*Input material*:
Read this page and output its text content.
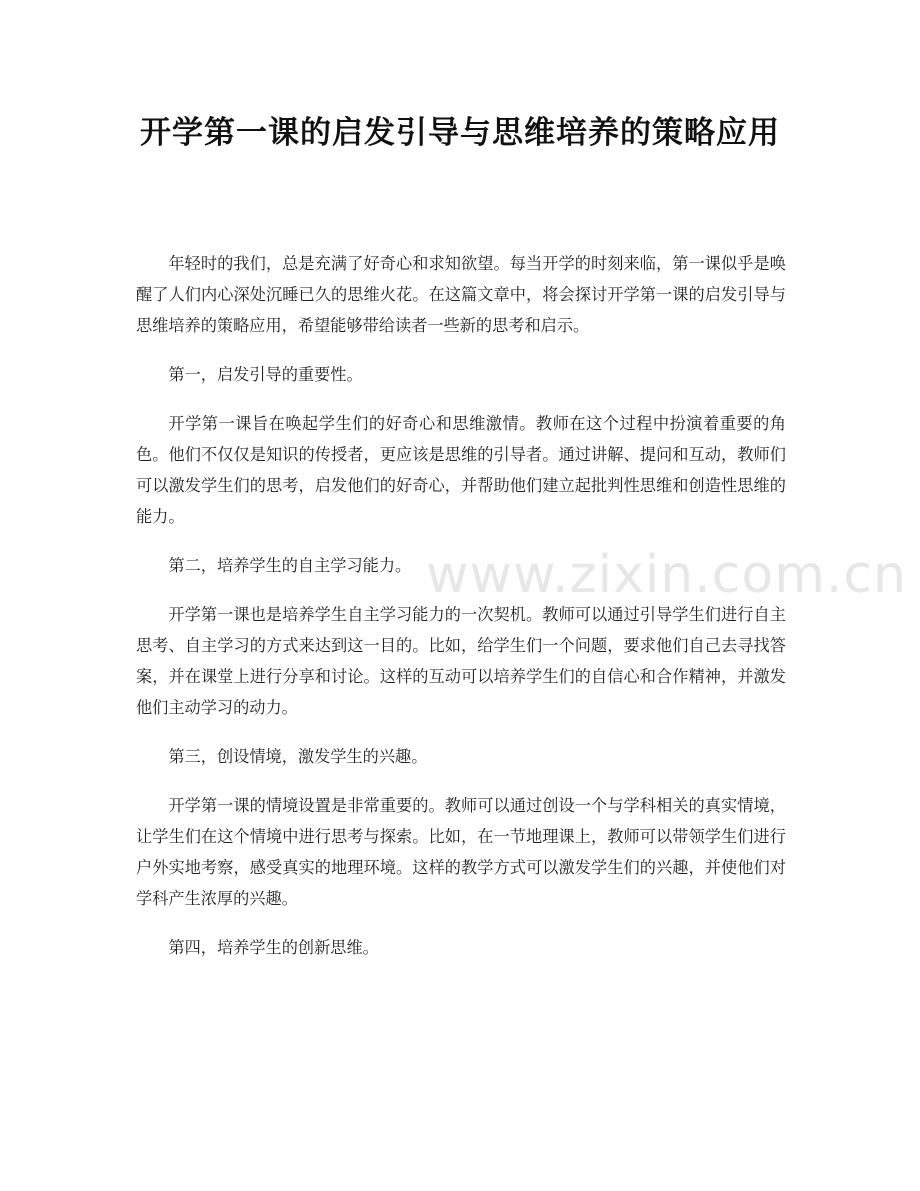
开学第一课的启发引导与思维培养的策略应用

年轻时的我们，总是充满了好奇心和求知欲望。每当开学的时刻来临，第一课似乎是唤醒了人们内心深处沉睡已久的思维火花。在这篇文章中，将会探讨开学第一课的启发引导与思维培养的策略应用，希望能够带给读者一些新的思考和启示。

第一，启发引导的重要性。

开学第一课旨在唤起学生们的好奇心和思维激情。教师在这个过程中扮演着重要的角色。他们不仅仅是知识的传授者，更应该是思维的引导者。通过讲解、提问和互动，教师们可以激发学生们的思考，启发他们的好奇心，并帮助他们建立起批判性思维和创造性思维的能力。

第二，培养学生的自主学习能力。

开学第一课也是培养学生自主学习能力的一次契机。教师可以通过引导学生们进行自主思考、自主学习的方式来达到这一目的。比如，给学生们一个问题，要求他们自己去寻找答案，并在课堂上进行分享和讨论。这样的互动可以培养学生们的自信心和合作精神，并激发他们主动学习的动力。

第三，创设情境，激发学生的兴趣。

开学第一课的情境设置是非常重要的。教师可以通过创设一个与学科相关的真实情境，让学生们在这个情境中进行思考与探索。比如，在一节地理课上，教师可以带领学生们进行户外实地考察，感受真实的地理环境。这样的教学方式可以激发学生们的兴趣，并使他们对学科产生浓厚的兴趣。

第四，培养学生的创新思维。

www.zixin.com.cn
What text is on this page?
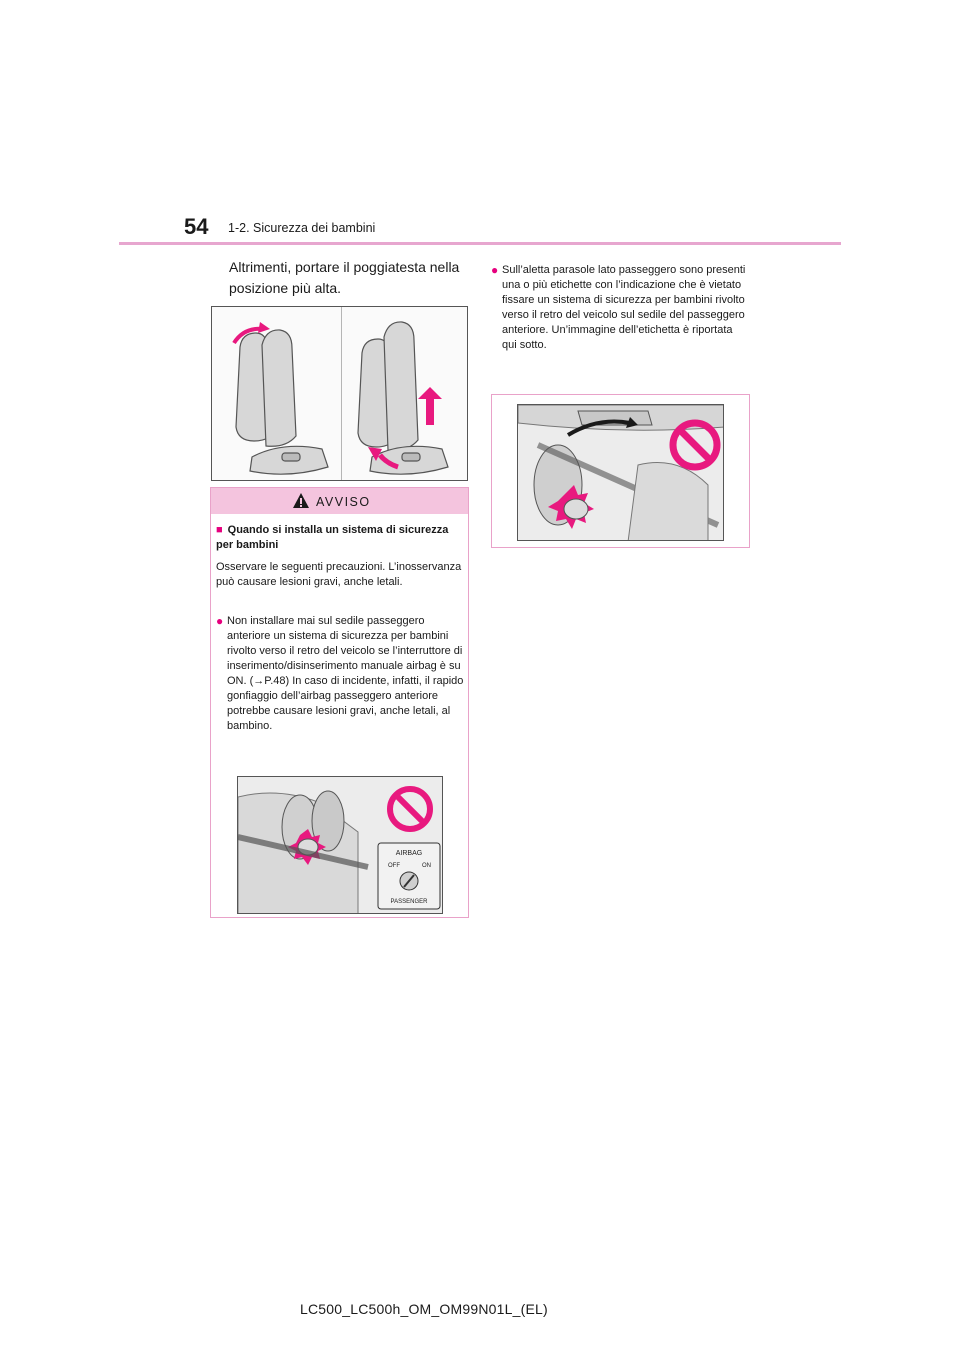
54 1-2. Sicurezza dei bambini
Altrimenti, portare il poggiatesta nella posizione più alta.
AVVISO
■ Quando si installa un sistema di sicurezza per bambini
Osservare le seguenti precauzioni. L’inosservanza può causare lesioni gravi, anche letali.
● Non installare mai sul sedile passeggero anteriore un sistema di sicurezza per bambini rivolto verso il retro del veicolo se l’interruttore di inserimento/disinserimento manuale airbag è su ON. (→P.48) In caso di incidente, infatti, il rapido gonfiaggio dell’airbag passeggero anteriore potrebbe causare lesioni gravi, anche letali, al bambino.
AIRBAG
OFF	ON
PASSENGER
● Sull’aletta parasole lato passeggero sono presenti una o più etichette con l’indicazione che è vietato fissare un sistema di sicurezza per bambini rivolto verso il retro del veicolo sul sedile del passeggero anteriore. Un’immagine dell’etichetta è riportata qui sotto.
LC500_LC500h_OM_OM99N01L_(EL)
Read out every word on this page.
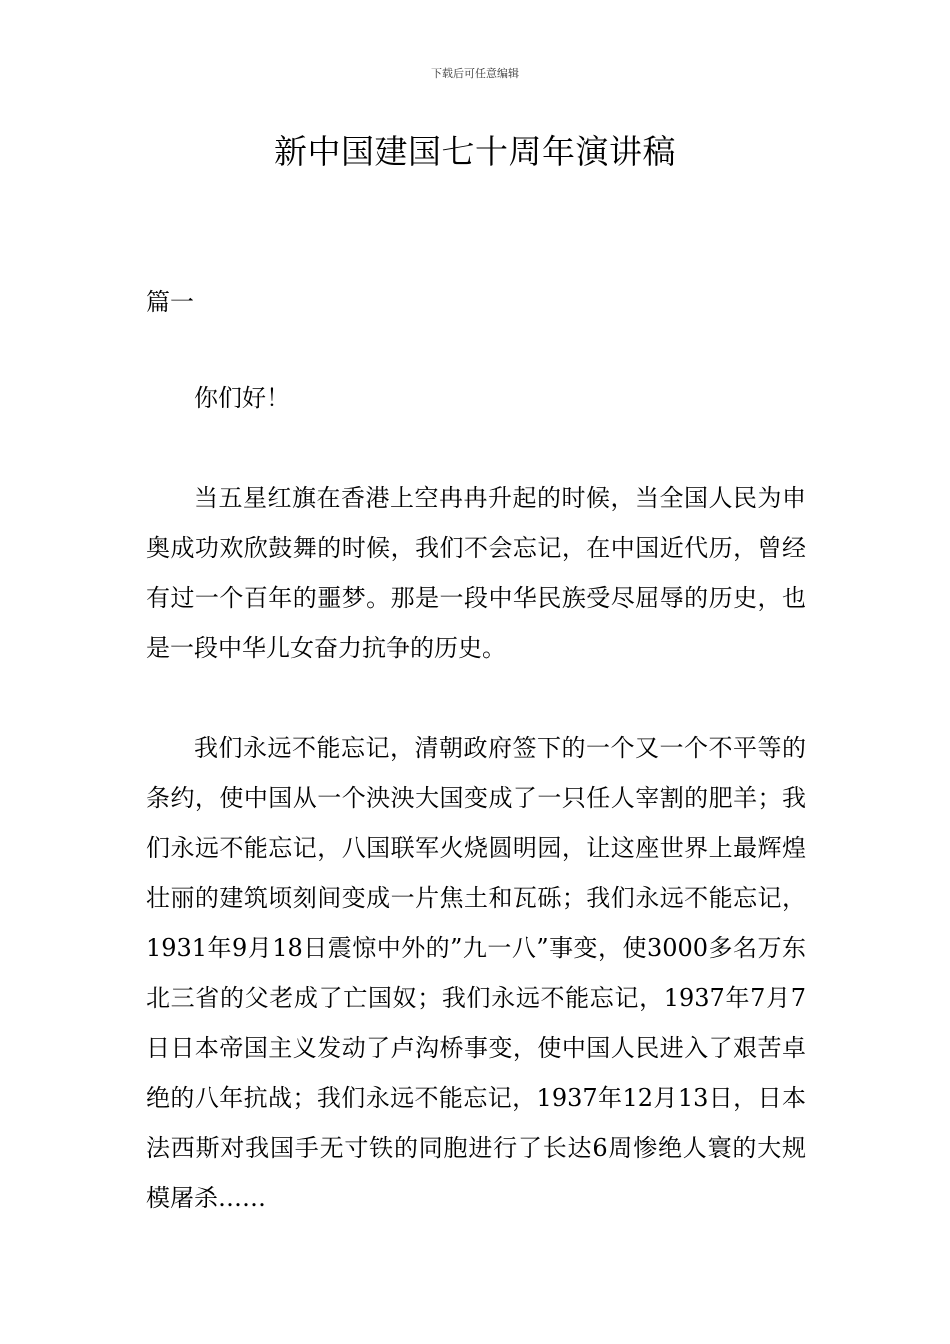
下载后可任意编辑
新中国建国七十周年演讲稿
篇一
你们好！

当五星红旗在香港上空冉冉升起的时候，当全国人民为申奥成功欢欣鼓舞的时候，我们不会忘记，在中国近代历，曾经有过一个百年的噩梦。那是一段中华民族受尽屈辱的历史，也是一段中华儿女奋力抗争的历史。

我们永远不能忘记，清朝政府签下的一个又一个不平等的条约，使中国从一个泱泱大国变成了一只任人宰割的肥羊；我们永远不能忘记，八国联军火烧圆明园，让这座世界上最辉煌壮丽的建筑顷刻间变成一片焦土和瓦砾；我们永远不能忘记，1931年9月18日震惊中外的”九一八”事变，使3000多名万东北三省的父老成了亡国奴；我们永远不能忘记，1937年7月7日日本帝国主义发动了卢沟桥事变，使中国人民进入了艰苦卓绝的八年抗战；我们永远不能忘记，1937年12月13日，日本法西斯对我国手无寸铁的同胞进行了长达6周惨绝人寰的大规模屠杀……
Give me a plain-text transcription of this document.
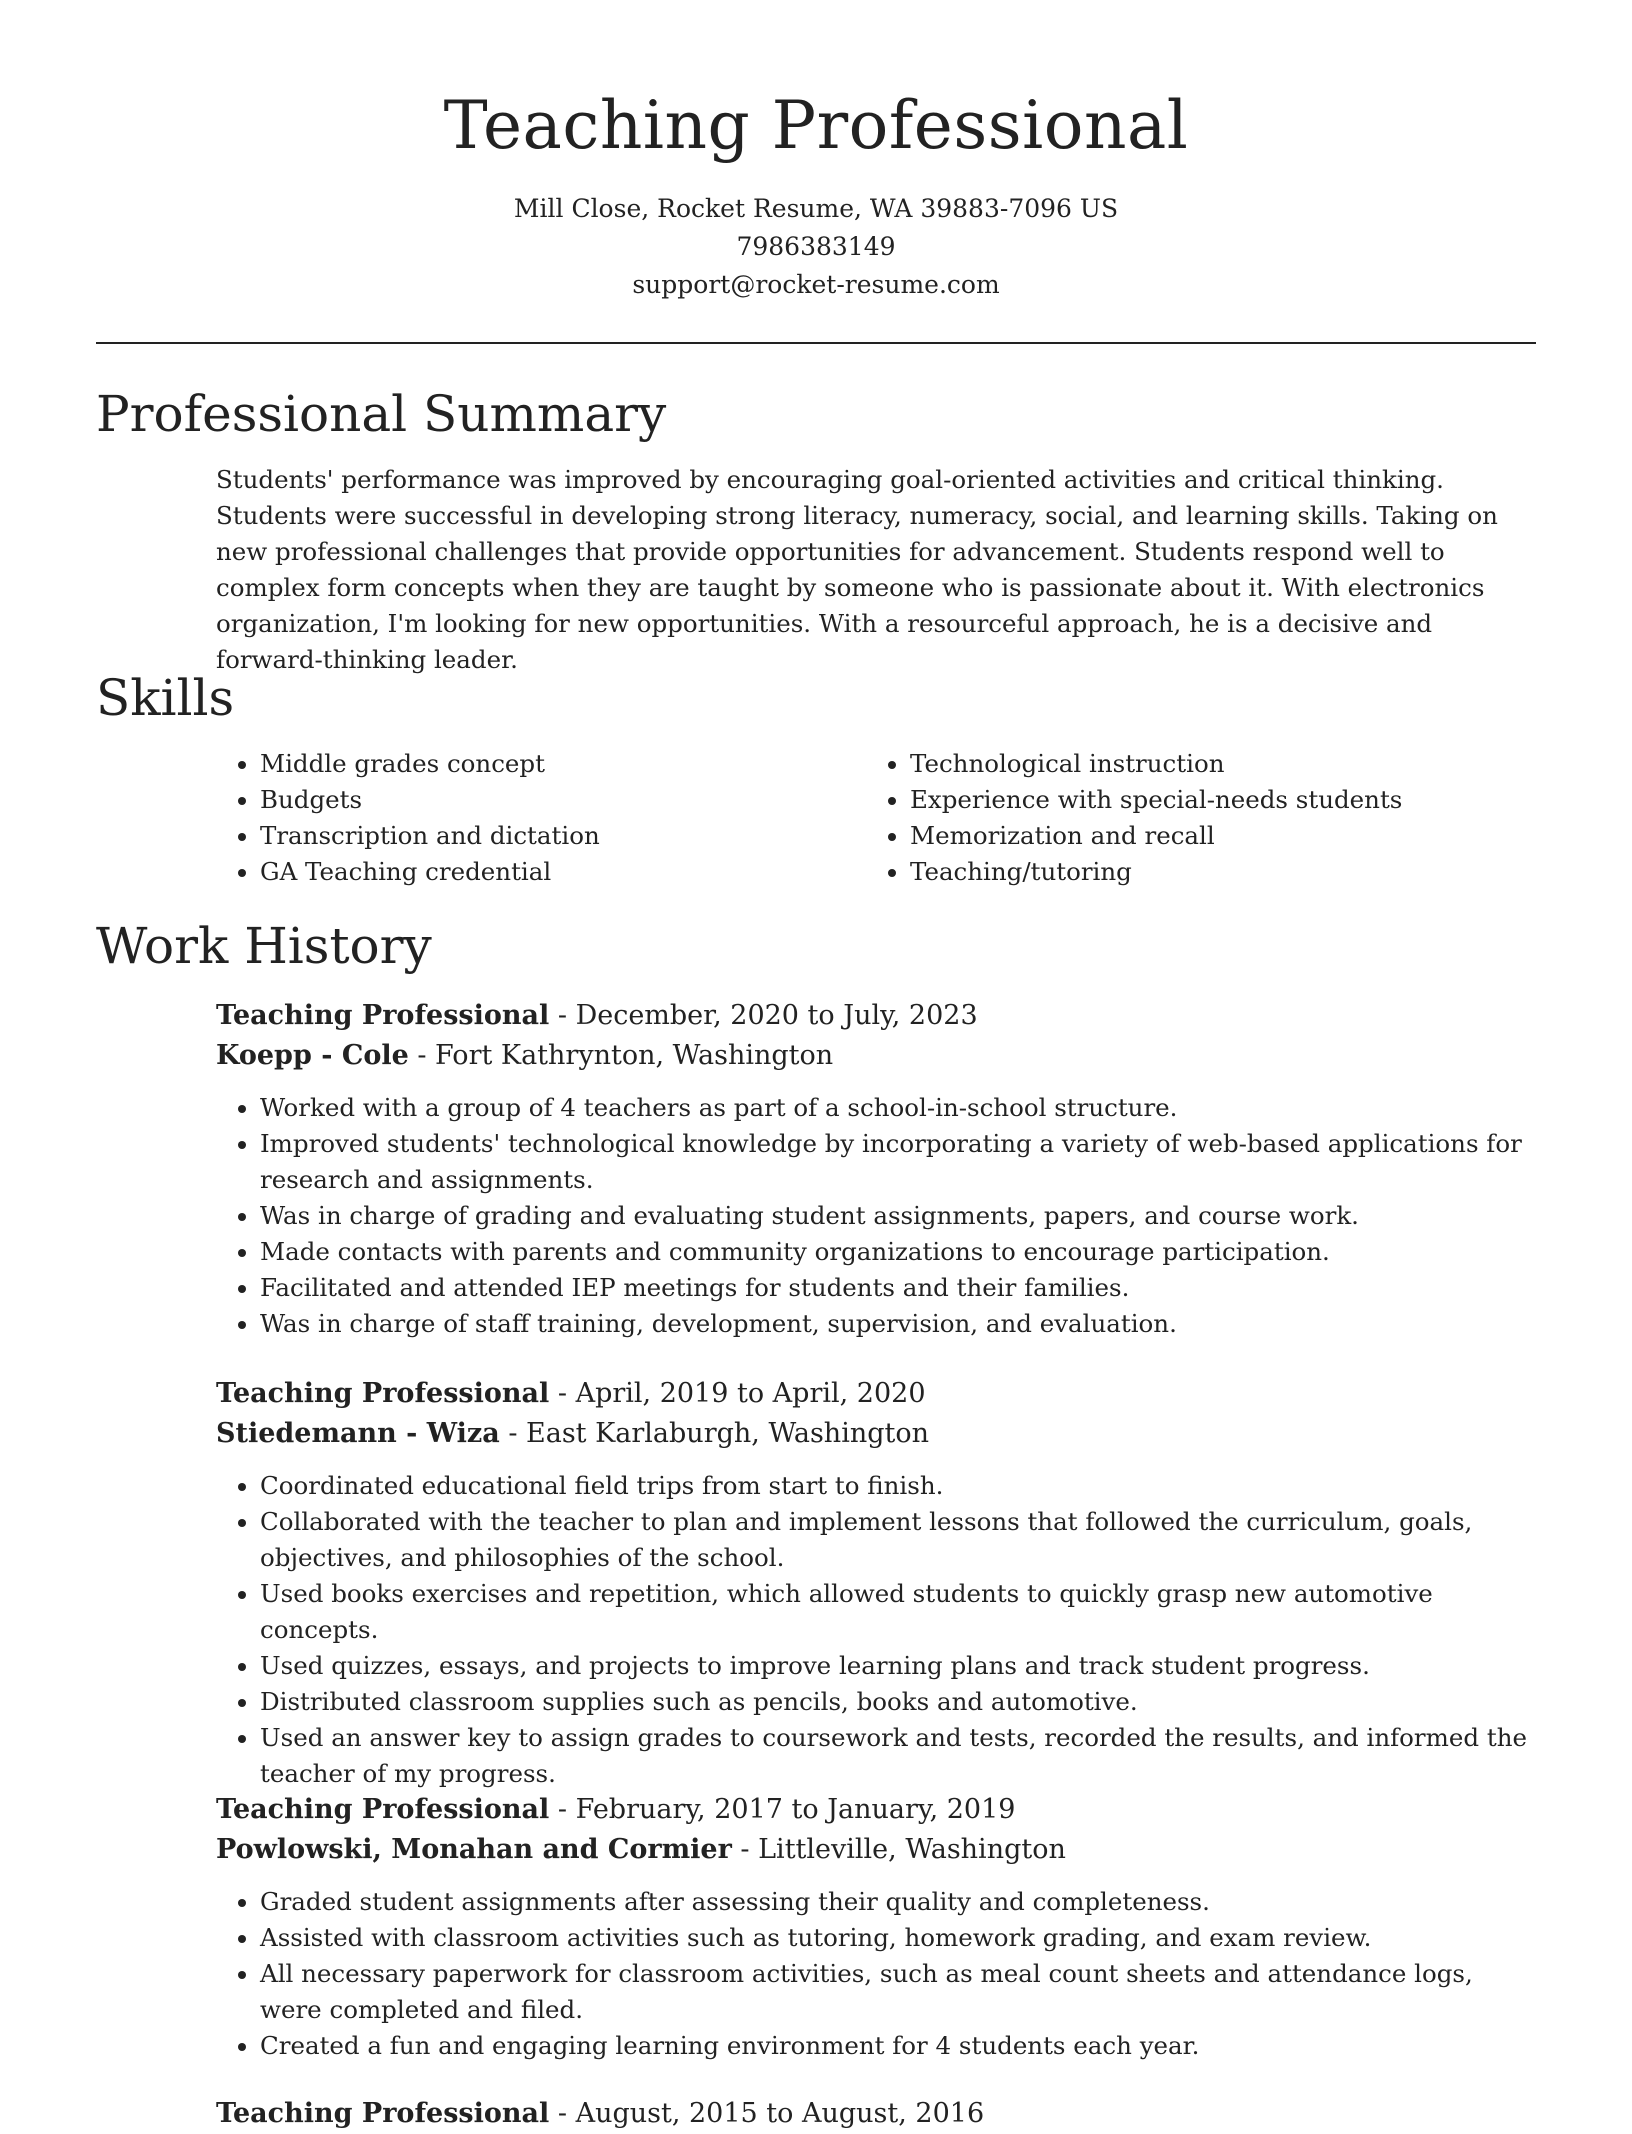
Teaching Professional
Mill Close, Rocket Resume, WA 39883-7096 US
7986383149
support@rocket-resume.com
Professional Summary

Students' performance was improved by encouraging goal-oriented activities and critical thinking. Students were successful in developing strong literacy, numeracy, social, and learning skills. Taking on new professional challenges that provide opportunities for advancement. Students respond well to complex form concepts when they are taught by someone who is passionate about it. With electronics organization, I'm looking for new opportunities. With a resourceful approach, he is a decisive and forward-thinking leader.

Skills
• Middle grades concept
• Budgets
• Transcription and dictation
• GA Teaching credential
• Technological instruction
• Experience with special-needs students
• Memorization and recall
• Teaching/tutoring
Work History
Teaching Professional - December, 2020 to July, 2023
Koepp - Cole - Fort Kathrynton, Washington
• Worked with a group of 4 teachers as part of a school-in-school structure.
• Improved students' technological knowledge by incorporating a variety of web-based applications for research and assignments.
• Was in charge of grading and evaluating student assignments, papers, and course work.
• Made contacts with parents and community organizations to encourage participation.
• Facilitated and attended IEP meetings for students and their families.
• Was in charge of staff training, development, supervision, and evaluation.
Teaching Professional - April, 2019 to April, 2020
Stiedemann - Wiza - East Karlaburgh, Washington
• Coordinated educational field trips from start to finish.
• Collaborated with the teacher to plan and implement lessons that followed the curriculum, goals, objectives, and philosophies of the school.
• Used books exercises and repetition, which allowed students to quickly grasp new automotive concepts.
• Used quizzes, essays, and projects to improve learning plans and track student progress.
• Distributed classroom supplies such as pencils, books and automotive.
• Used an answer key to assign grades to coursework and tests, recorded the results, and informed the teacher of my progress.
Teaching Professional - February, 2017 to January, 2019
Powlowski, Monahan and Cormier - Littleville, Washington
• Graded student assignments after assessing their quality and completeness.
• Assisted with classroom activities such as tutoring, homework grading, and exam review.
• All necessary paperwork for classroom activities, such as meal count sheets and attendance logs, were completed and filed.
• Created a fun and engaging learning environment for 4 students each year.
Teaching Professional - August, 2015 to August, 2016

*Brief*:
Determine how many lines in the records contain "progress", and reply with the number only.

*Full response*:
2